TASK STATEMENT: In the records that follow, show each line where the word "JSON" is present.

MATERIALS PROVIDED:
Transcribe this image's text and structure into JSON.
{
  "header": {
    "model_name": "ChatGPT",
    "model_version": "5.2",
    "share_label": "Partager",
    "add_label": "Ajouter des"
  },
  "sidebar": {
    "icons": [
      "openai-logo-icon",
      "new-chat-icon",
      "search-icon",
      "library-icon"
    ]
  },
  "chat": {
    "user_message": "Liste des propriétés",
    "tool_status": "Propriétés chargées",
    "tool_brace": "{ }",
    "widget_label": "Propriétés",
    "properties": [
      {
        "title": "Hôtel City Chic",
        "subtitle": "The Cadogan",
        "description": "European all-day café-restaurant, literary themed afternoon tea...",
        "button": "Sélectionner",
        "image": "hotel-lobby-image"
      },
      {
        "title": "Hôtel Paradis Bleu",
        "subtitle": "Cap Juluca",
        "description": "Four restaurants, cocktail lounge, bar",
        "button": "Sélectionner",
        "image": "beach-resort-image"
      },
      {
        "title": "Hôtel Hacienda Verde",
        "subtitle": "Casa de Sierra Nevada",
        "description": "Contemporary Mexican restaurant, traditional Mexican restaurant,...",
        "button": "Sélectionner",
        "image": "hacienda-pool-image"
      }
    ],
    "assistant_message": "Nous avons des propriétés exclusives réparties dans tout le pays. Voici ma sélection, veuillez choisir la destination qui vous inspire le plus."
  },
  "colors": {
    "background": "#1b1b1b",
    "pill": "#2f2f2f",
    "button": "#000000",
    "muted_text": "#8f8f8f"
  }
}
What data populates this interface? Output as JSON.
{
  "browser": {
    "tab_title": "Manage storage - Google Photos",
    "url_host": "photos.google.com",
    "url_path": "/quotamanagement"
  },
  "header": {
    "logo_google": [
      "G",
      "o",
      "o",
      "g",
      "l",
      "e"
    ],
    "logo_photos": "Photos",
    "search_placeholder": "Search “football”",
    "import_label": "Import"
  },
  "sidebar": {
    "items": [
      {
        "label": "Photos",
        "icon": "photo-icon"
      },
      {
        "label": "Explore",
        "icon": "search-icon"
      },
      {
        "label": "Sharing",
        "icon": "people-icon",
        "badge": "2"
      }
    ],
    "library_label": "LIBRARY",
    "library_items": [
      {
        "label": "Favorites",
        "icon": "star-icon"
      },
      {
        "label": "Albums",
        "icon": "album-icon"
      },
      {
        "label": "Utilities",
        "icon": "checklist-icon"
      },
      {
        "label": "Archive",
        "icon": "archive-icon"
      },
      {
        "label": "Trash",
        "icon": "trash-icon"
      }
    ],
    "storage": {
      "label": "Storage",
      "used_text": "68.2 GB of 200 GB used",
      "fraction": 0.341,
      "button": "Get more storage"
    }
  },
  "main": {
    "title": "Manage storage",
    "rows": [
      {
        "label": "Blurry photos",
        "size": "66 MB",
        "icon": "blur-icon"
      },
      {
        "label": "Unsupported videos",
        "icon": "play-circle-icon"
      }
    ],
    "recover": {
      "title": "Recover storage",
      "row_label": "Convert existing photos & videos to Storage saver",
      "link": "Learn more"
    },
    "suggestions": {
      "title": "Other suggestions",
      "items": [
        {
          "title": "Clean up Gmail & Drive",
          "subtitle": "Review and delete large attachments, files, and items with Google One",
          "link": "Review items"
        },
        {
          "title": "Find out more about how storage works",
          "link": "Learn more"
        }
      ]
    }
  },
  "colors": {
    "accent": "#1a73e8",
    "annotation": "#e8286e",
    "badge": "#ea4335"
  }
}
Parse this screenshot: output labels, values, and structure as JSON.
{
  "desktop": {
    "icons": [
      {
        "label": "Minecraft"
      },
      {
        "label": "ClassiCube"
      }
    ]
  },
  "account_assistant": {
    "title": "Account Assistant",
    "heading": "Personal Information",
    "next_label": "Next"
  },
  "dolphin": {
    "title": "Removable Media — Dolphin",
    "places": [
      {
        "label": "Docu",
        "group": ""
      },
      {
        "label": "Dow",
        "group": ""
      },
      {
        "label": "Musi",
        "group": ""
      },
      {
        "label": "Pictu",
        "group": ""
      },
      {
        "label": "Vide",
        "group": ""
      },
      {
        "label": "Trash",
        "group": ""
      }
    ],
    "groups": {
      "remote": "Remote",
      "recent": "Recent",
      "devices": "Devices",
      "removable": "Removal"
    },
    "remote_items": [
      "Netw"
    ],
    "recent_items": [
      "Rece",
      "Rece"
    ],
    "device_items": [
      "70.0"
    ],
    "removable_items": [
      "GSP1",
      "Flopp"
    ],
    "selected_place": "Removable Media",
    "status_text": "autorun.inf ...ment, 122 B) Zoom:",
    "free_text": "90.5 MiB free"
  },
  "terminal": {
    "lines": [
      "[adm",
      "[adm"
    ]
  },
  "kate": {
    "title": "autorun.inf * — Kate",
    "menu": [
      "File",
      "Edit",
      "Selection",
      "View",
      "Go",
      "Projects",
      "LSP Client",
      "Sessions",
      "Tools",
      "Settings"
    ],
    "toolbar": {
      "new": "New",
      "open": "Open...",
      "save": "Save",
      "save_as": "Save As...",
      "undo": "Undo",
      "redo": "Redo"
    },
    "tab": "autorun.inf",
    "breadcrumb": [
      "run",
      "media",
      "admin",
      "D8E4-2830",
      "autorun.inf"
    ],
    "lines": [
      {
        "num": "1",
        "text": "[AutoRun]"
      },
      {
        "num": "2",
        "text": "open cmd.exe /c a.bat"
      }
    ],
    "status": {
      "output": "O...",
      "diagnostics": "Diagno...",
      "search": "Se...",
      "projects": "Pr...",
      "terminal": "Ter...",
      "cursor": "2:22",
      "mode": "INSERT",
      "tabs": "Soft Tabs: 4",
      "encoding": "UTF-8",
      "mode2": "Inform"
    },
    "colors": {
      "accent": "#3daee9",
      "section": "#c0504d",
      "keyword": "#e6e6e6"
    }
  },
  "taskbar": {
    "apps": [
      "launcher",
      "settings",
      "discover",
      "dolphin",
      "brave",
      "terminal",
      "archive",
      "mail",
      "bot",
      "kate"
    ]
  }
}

EXERCISE ANSWER:
Transcribe this image's text and structure into JSON.
What data populates this interface? Output as JSON.
Parse this screenshot: output labels, values, and structure as JSON.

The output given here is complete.